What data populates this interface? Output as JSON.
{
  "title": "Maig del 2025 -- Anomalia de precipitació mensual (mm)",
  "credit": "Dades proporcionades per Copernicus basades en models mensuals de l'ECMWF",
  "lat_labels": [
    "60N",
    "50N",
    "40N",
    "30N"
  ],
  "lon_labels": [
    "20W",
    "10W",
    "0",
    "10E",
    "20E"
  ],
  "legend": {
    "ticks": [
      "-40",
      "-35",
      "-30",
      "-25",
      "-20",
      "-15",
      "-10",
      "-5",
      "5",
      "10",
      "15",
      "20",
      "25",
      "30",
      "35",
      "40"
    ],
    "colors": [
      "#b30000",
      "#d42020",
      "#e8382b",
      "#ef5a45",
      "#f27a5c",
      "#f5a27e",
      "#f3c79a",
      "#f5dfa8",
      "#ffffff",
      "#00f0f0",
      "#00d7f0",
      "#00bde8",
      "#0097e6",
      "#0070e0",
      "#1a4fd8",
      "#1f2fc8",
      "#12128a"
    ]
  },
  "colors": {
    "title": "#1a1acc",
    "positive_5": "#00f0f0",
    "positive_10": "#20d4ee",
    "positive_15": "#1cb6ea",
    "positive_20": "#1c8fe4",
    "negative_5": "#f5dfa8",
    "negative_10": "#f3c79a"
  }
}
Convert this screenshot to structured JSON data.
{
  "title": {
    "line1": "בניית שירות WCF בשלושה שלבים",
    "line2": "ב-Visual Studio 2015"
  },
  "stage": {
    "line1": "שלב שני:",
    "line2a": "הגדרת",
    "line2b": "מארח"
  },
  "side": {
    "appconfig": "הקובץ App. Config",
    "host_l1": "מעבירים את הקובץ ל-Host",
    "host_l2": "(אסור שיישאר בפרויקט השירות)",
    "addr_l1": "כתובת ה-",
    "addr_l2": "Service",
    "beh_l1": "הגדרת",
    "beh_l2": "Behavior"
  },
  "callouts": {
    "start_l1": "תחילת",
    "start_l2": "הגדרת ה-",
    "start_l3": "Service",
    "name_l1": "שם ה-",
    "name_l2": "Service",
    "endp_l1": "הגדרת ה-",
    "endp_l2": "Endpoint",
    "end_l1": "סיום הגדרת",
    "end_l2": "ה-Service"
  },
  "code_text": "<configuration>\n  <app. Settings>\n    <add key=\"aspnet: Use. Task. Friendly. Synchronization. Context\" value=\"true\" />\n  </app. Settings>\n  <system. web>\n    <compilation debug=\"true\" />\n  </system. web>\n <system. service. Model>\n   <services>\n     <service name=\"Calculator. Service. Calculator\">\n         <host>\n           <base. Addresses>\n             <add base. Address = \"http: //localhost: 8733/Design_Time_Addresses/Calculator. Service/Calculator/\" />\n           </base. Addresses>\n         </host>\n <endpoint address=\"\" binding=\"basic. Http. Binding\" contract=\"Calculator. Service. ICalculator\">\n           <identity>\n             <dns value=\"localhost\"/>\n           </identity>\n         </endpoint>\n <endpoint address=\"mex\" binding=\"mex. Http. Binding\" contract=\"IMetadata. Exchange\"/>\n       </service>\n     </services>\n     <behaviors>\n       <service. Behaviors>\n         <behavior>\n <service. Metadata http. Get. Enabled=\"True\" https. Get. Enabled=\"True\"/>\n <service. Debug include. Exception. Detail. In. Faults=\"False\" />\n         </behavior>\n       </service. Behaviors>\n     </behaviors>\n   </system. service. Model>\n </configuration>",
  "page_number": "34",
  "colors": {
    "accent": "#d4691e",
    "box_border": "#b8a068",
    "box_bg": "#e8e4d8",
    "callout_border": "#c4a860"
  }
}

_What needs to be done:_
The entries above must be returned exactly.

_Output for this exercise:_
What data populates this interface? Output as JSON.
{
  "title": "Maig del 2025 -- Anomalia de precipitació mensual (mm)",
  "credit": "Dades proporcionades per Copernicus basades en models mensuals de l'ECMWF",
  "lat_labels": [
    "60N",
    "50N",
    "40N",
    "30N"
  ],
  "lon_labels": [
    "20W",
    "10W",
    "0",
    "10E",
    "20E"
  ],
  "legend": {
    "ticks": [
      "-40",
      "-35",
      "-30",
      "-25",
      "-20",
      "-15",
      "-10",
      "-5",
      "5",
      "10",
      "15",
      "20",
      "25",
      "30",
      "35",
      "40"
    ],
    "colors": [
      "#b30000",
      "#d42020",
      "#e8382b",
      "#ef5a45",
      "#f27a5c",
      "#f5a27e",
      "#f3c79a",
      "#f5dfa8",
      "#ffffff",
      "#00f0f0",
      "#00d7f0",
      "#00bde8",
      "#0097e6",
      "#0070e0",
      "#1a4fd8",
      "#1f2fc8",
      "#12128a"
    ]
  },
  "colors": {
    "title": "#1a1acc",
    "positive_5": "#00f0f0",
    "positive_10": "#20d4ee",
    "positive_15": "#1cb6ea",
    "positive_20": "#1c8fe4",
    "negative_5": "#f5dfa8",
    "negative_10": "#f3c79a"
  }
}
Convert this screenshot to structured JSON data.
{
  "title": {
    "line1": "בניית שירות WCF בשלושה שלבים",
    "line2": "ב-Visual Studio 2015"
  },
  "stage": {
    "line1": "שלב שני:",
    "line2a": "הגדרת",
    "line2b": "מארח"
  },
  "side": {
    "appconfig": "הקובץ App. Config",
    "host_l1": "מעבירים את הקובץ ל-Host",
    "host_l2": "(אסור שיישאר בפרויקט השירות)",
    "addr_l1": "כתובת ה-",
    "addr_l2": "Service",
    "beh_l1": "הגדרת",
    "beh_l2": "Behavior"
  },
  "callouts": {
    "start_l1": "תחילת",
    "start_l2": "הגדרת ה-",
    "start_l3": "Service",
    "name_l1": "שם ה-",
    "name_l2": "Service",
    "endp_l1": "הגדרת ה-",
    "endp_l2": "Endpoint",
    "end_l1": "סיום הגדרת",
    "end_l2": "ה-Service"
  },
  "code_text": "<configuration>\n  <app. Settings>\n    <add key=\"aspnet: Use. Task. Friendly. Synchronization. Context\" value=\"true\" />\n  </app. Settings>\n  <system. web>\n    <compilation debug=\"true\" />\n  </system. web>\n <system. service. Model>\n   <services>\n     <service name=\"Calculator. Service. Calculator\">\n         <host>\n           <base. Addresses>\n             <add base. Address = \"http: //localhost: 8733/Design_Time_Addresses/Calculator. Service/Calculator/\" />\n           </base. Addresses>\n         </host>\n <endpoint address=\"\" binding=\"basic. Http. Binding\" contract=\"Calculator. Service. ICalculator\">\n           <identity>\n             <dns value=\"localhost\"/>\n           </identity>\n         </endpoint>\n <endpoint address=\"mex\" binding=\"mex. Http. Binding\" contract=\"IMetadata. Exchange\"/>\n       </service>\n     </services>\n     <behaviors>\n       <service. Behaviors>\n         <behavior>\n <service. Metadata http. Get. Enabled=\"True\" https. Get. Enabled=\"True\"/>\n <service. Debug include. Exception. Detail. In. Faults=\"False\" />\n         </behavior>\n       </service. Behaviors>\n     </behaviors>\n   </system. service. Model>\n </configuration>",
  "page_number": "34",
  "colors": {
    "accent": "#d4691e",
    "box_border": "#b8a068",
    "box_bg": "#e8e4d8",
    "callout_border": "#c4a860"
  }
}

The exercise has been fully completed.